_Written task_: The exercise asks for every line of the data to be reproduced exactly.

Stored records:
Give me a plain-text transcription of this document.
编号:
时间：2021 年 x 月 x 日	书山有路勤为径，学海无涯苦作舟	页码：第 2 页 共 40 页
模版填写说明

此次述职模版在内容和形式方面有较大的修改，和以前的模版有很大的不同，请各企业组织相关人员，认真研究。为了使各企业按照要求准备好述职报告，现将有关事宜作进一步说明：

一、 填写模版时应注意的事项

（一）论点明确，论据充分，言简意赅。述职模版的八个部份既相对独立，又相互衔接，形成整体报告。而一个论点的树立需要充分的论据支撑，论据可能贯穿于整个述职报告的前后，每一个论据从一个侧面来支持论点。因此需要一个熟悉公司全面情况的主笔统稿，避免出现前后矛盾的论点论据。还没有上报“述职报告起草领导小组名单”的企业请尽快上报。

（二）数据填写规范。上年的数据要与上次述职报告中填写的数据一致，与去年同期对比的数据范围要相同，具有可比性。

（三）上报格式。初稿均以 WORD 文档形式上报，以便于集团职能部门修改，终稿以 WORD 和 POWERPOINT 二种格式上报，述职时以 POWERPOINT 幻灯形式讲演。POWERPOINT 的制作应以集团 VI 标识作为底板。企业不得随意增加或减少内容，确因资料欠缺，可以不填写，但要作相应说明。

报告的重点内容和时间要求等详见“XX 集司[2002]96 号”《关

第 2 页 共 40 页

_Correct answer_:
Give me a plain-text transcription of this document.
编号:
时间：2021 年 x 月 x 日	书山有路勤为径，学海无涯苦作舟	页码：第 2 页 共 40 页
模版填写说明

此次述职模版在内容和形式方面有较大的修改，和以前的模版有很大的不同，请各企业组织相关人员，认真研究。为了使各企业按照要求准备好述职报告，现将有关事宜作进一步说明：

一、 填写模版时应注意的事项

（一）论点明确，论据充分，言简意赅。述职模版的八个部份既相对独立，又相互衔接，形成整体报告。而一个论点的树立需要充分的论据支撑，论据可能贯穿于整个述职报告的前后，每一个论据从一个侧面来支持论点。因此需要一个熟悉公司全面情况的主笔统稿，避免出现前后矛盾的论点论据。还没有上报“述职报告起草领导小组名单”的企业请尽快上报。

（二）数据填写规范。上年的数据要与上次述职报告中填写的数据一致，与去年同期对比的数据范围要相同，具有可比性。

（三）上报格式。初稿均以 WORD 文档形式上报，以便于集团职能部门修改，终稿以 WORD 和 POWERPOINT 二种格式上报，述职时以 POWERPOINT 幻灯形式讲演。POWERPOINT 的制作应以集团 VI 标识作为底板。企业不得随意增加或减少内容，确因资料欠缺，可以不填写，但要作相应说明。

报告的重点内容和时间要求等详见“XX 集司[2002]96 号”《关

第 2 页 共 40 页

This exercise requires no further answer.